Dataset items:
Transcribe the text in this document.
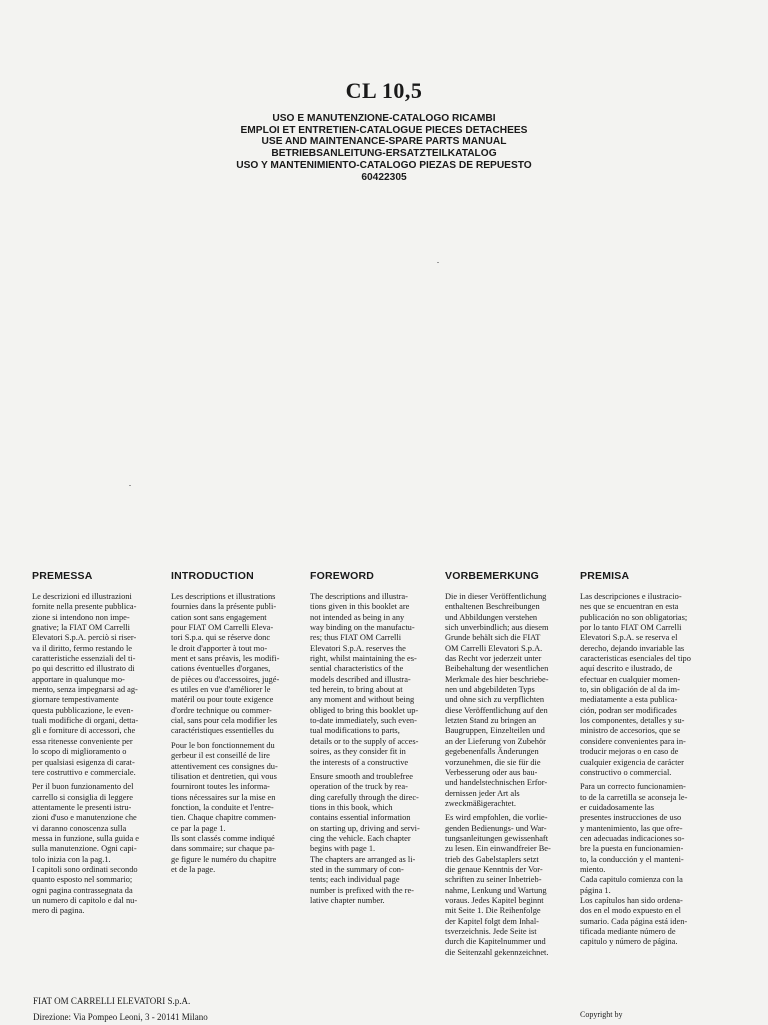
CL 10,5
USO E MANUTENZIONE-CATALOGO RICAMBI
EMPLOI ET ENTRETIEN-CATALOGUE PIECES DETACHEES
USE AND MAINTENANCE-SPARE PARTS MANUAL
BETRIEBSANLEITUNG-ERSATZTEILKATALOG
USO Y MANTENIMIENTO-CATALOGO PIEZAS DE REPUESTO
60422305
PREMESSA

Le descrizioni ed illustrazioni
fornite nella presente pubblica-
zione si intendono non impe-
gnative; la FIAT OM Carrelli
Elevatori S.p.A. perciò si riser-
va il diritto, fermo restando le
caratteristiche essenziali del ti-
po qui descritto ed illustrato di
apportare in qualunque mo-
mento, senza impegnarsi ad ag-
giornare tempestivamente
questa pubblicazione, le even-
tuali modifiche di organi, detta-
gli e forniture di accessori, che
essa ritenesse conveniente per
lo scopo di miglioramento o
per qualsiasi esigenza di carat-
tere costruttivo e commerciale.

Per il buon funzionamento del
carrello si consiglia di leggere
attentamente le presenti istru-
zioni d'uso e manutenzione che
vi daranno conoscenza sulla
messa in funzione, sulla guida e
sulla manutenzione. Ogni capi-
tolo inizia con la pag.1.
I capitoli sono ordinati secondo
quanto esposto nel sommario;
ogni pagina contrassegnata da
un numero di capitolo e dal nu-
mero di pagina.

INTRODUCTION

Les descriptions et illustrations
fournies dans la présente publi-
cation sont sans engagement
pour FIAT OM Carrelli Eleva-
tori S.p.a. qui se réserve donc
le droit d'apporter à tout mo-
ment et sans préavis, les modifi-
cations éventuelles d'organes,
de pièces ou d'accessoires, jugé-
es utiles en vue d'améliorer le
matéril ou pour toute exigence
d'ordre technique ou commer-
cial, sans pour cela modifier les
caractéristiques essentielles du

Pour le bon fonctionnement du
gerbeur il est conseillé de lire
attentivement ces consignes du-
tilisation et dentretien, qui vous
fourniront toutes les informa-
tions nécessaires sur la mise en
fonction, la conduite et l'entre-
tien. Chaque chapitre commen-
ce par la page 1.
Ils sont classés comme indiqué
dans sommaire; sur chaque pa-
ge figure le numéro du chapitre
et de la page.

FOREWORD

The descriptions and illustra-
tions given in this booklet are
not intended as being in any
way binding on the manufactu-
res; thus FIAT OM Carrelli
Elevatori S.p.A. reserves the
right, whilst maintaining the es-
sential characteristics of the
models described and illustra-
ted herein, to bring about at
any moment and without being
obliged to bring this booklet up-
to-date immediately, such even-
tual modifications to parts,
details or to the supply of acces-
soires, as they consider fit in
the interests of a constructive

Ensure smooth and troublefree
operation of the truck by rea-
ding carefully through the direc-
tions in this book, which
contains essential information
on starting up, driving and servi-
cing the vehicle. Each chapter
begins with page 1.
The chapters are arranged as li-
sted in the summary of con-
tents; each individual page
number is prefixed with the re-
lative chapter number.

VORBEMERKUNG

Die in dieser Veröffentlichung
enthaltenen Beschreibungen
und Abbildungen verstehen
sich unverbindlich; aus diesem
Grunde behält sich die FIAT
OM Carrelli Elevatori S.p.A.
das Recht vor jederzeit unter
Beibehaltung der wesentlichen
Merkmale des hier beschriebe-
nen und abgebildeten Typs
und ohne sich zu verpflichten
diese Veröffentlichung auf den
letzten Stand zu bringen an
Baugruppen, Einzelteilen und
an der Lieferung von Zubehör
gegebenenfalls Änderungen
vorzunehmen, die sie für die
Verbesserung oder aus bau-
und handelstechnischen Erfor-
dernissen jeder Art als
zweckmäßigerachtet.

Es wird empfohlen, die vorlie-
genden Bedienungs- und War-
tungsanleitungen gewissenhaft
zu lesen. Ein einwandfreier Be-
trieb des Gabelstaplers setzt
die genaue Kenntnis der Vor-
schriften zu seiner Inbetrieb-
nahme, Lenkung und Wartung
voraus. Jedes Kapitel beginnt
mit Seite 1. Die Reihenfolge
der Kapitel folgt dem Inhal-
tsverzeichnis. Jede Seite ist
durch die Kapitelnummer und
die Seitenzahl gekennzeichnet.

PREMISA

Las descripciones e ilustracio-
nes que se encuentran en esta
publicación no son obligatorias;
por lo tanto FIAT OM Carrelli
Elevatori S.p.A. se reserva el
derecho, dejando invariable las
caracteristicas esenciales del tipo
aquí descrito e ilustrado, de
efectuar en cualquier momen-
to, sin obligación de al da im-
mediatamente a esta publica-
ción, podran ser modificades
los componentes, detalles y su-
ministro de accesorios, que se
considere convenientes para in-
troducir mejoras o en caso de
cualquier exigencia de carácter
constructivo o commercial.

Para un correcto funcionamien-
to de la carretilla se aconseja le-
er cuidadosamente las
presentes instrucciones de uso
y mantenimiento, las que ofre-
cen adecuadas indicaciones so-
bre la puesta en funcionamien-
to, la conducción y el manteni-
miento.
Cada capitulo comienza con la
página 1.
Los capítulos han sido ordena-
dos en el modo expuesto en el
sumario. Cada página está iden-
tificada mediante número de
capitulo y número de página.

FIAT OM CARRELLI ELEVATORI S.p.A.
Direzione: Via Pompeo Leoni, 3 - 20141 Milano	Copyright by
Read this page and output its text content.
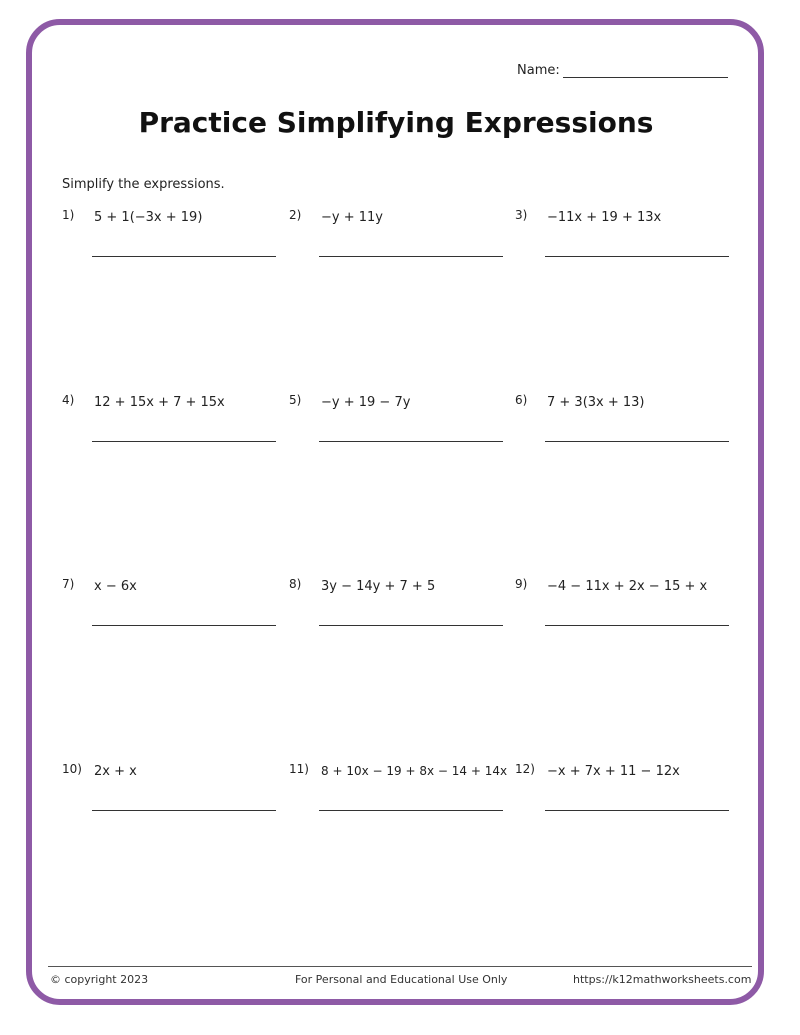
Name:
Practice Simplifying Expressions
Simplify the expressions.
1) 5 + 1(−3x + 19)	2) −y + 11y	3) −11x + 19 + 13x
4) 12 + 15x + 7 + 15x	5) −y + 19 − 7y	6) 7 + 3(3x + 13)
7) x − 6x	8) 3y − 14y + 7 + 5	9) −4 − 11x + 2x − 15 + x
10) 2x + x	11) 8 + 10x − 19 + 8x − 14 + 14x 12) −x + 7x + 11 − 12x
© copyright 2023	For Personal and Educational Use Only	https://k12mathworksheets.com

(WRITTEN PROBLEM): Every entry must be reproduced exactly, with the images left out.

(WRITTEN RESPONSE):
Transcribe the text in this document.
CL 10,5
USO E MANUTENZIONE-CATALOGO RICAMBI
EMPLOI ET ENTRETIEN-CATALOGUE PIECES DETACHEES
USE AND MAINTENANCE-SPARE PARTS MANUAL
BETRIEBSANLEITUNG-ERSATZTEILKATALOG
USO Y MANTENIMIENTO-CATALOGO PIEZAS DE REPUESTO
60422305
PREMESSA

Le descrizioni ed illustrazioni
fornite nella presente pubblica-
zione si intendono non impe-
gnative; la FIAT OM Carrelli
Elevatori S.p.A. perciò si riser-
va il diritto, fermo restando le
caratteristiche essenziali del ti-
po qui descritto ed illustrato di
apportare in qualunque mo-
mento, senza impegnarsi ad ag-
giornare tempestivamente
questa pubblicazione, le even-
tuali modifiche di organi, detta-
gli e forniture di accessori, che
essa ritenesse conveniente per
lo scopo di miglioramento o
per qualsiasi esigenza di carat-
tere costruttivo e commerciale.

Per il buon funzionamento del
carrello si consiglia di leggere
attentamente le presenti istru-
zioni d'uso e manutenzione che
vi daranno conoscenza sulla
messa in funzione, sulla guida e
sulla manutenzione. Ogni capi-
tolo inizia con la pag.1.
I capitoli sono ordinati secondo
quanto esposto nel sommario;
ogni pagina contrassegnata da
un numero di capitolo e dal nu-
mero di pagina.

INTRODUCTION

Les descriptions et illustrations
fournies dans la présente publi-
cation sont sans engagement
pour FIAT OM Carrelli Eleva-
tori S.p.a. qui se réserve donc
le droit d'apporter à tout mo-
ment et sans préavis, les modifi-
cations éventuelles d'organes,
de pièces ou d'accessoires, jugé-
es utiles en vue d'améliorer le
matéril ou pour toute exigence
d'ordre technique ou commer-
cial, sans pour cela modifier les
caractéristiques essentielles du

Pour le bon fonctionnement du
gerbeur il est conseillé de lire
attentivement ces consignes du-
tilisation et dentretien, qui vous
fourniront toutes les informa-
tions nécessaires sur la mise en
fonction, la conduite et l'entre-
tien. Chaque chapitre commen-
ce par la page 1.
Ils sont classés comme indiqué
dans sommaire; sur chaque pa-
ge figure le numéro du chapitre
et de la page.

FOREWORD

The descriptions and illustra-
tions given in this booklet are
not intended as being in any
way binding on the manufactu-
res; thus FIAT OM Carrelli
Elevatori S.p.A. reserves the
right, whilst maintaining the es-
sential characteristics of the
models described and illustra-
ted herein, to bring about at
any moment and without being
obliged to bring this booklet up-
to-date immediately, such even-
tual modifications to parts,
details or to the supply of acces-
soires, as they consider fit in
the interests of a constructive

Ensure smooth and troublefree
operation of the truck by rea-
ding carefully through the direc-
tions in this book, which
contains essential information
on starting up, driving and servi-
cing the vehicle. Each chapter
begins with page 1.
The chapters are arranged as li-
sted in the summary of con-
tents; each individual page
number is prefixed with the re-
lative chapter number.

VORBEMERKUNG

Die in dieser Veröffentlichung
enthaltenen Beschreibungen
und Abbildungen verstehen
sich unverbindlich; aus diesem
Grunde behält sich die FIAT
OM Carrelli Elevatori S.p.A.
das Recht vor jederzeit unter
Beibehaltung der wesentlichen
Merkmale des hier beschriebe-
nen und abgebildeten Typs
und ohne sich zu verpflichten
diese Veröffentlichung auf den
letzten Stand zu bringen an
Baugruppen, Einzelteilen und
an der Lieferung von Zubehör
gegebenenfalls Änderungen
vorzunehmen, die sie für die
Verbesserung oder aus bau-
und handelstechnischen Erfor-
dernissen jeder Art als
zweckmäßigerachtet.

Es wird empfohlen, die vorlie-
genden Bedienungs- und War-
tungsanleitungen gewissenhaft
zu lesen. Ein einwandfreier Be-
trieb des Gabelstaplers setzt
die genaue Kenntnis der Vor-
schriften zu seiner Inbetrieb-
nahme, Lenkung und Wartung
voraus. Jedes Kapitel beginnt
mit Seite 1. Die Reihenfolge
der Kapitel folgt dem Inhal-
tsverzeichnis. Jede Seite ist
durch die Kapitelnummer und
die Seitenzahl gekennzeichnet.

PREMISA

Las descripciones e ilustracio-
nes que se encuentran en esta
publicación no son obligatorias;
por lo tanto FIAT OM Carrelli
Elevatori S.p.A. se reserva el
derecho, dejando invariable las
caracteristicas esenciales del tipo
aquí descrito e ilustrado, de
efectuar en cualquier momen-
to, sin obligación de al da im-
mediatamente a esta publica-
ción, podran ser modificades
los componentes, detalles y su-
ministro de accesorios, que se
considere convenientes para in-
troducir mejoras o en caso de
cualquier exigencia de carácter
constructivo o commercial.

Para un correcto funcionamien-
to de la carretilla se aconseja le-
er cuidadosamente las
presentes instrucciones de uso
y mantenimiento, las que ofre-
cen adecuadas indicaciones so-
bre la puesta en funcionamien-
to, la conducción y el manteni-
miento.
Cada capitulo comienza con la
página 1.
Los capítulos han sido ordena-
dos en el modo expuesto en el
sumario. Cada página está iden-
tificada mediante número de
capitulo y número de página.

FIAT OM CARRELLI ELEVATORI S.p.A.
Direzione: Via Pompeo Leoni, 3 - 20141 Milano	Copyright by
Read this page and output its text content.
Name:
Practice Simplifying Expressions
Simplify the expressions.
1) 5 + 1(−3x + 19)	2) −y + 11y	3) −11x + 19 + 13x
4) 12 + 15x + 7 + 15x	5) −y + 19 − 7y	6) 7 + 3(3x + 13)
7) x − 6x	8) 3y − 14y + 7 + 5	9) −4 − 11x + 2x − 15 + x
10) 2x + x	11) 8 + 10x − 19 + 8x − 14 + 14x 12) −x + 7x + 11 − 12x
© copyright 2023	For Personal and Educational Use Only	https://k12mathworksheets.com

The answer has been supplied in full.